** start **

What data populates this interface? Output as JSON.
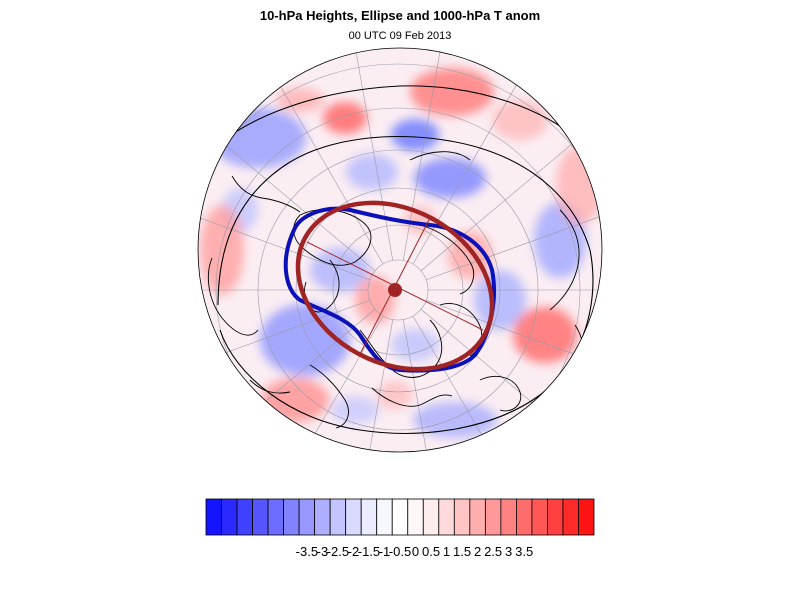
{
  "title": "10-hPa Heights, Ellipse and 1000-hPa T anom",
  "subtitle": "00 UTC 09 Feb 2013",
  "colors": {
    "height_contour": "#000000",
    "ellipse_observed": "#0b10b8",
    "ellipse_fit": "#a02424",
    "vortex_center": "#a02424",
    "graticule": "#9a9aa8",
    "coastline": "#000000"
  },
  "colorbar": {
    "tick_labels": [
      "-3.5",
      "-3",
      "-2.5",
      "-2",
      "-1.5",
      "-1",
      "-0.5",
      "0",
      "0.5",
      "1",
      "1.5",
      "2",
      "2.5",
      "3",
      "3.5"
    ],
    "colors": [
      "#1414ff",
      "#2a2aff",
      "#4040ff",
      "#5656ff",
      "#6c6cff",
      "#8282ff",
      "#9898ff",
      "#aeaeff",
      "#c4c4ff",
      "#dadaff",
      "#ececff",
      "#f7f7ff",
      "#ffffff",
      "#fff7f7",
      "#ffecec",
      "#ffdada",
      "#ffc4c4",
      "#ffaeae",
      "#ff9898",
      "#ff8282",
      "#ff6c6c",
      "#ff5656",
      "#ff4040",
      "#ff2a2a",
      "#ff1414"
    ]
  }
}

** end **

*TASK OBJECTIVE*:
Leave out the pictures, and give all the records again exactly.

*EXERCISE OUTPUT*:
What data populates this interface? Output as JSON.
{
  "title": "10-hPa Heights, Ellipse and 1000-hPa T anom",
  "subtitle": "00 UTC 09 Feb 2013",
  "colors": {
    "height_contour": "#000000",
    "ellipse_observed": "#0b10b8",
    "ellipse_fit": "#a02424",
    "vortex_center": "#a02424",
    "graticule": "#9a9aa8",
    "coastline": "#000000"
  },
  "colorbar": {
    "tick_labels": [
      "-3.5",
      "-3",
      "-2.5",
      "-2",
      "-1.5",
      "-1",
      "-0.5",
      "0",
      "0.5",
      "1",
      "1.5",
      "2",
      "2.5",
      "3",
      "3.5"
    ],
    "colors": [
      "#1414ff",
      "#2a2aff",
      "#4040ff",
      "#5656ff",
      "#6c6cff",
      "#8282ff",
      "#9898ff",
      "#aeaeff",
      "#c4c4ff",
      "#dadaff",
      "#ececff",
      "#f7f7ff",
      "#ffffff",
      "#fff7f7",
      "#ffecec",
      "#ffdada",
      "#ffc4c4",
      "#ffaeae",
      "#ff9898",
      "#ff8282",
      "#ff6c6c",
      "#ff5656",
      "#ff4040",
      "#ff2a2a",
      "#ff1414"
    ]
  }
}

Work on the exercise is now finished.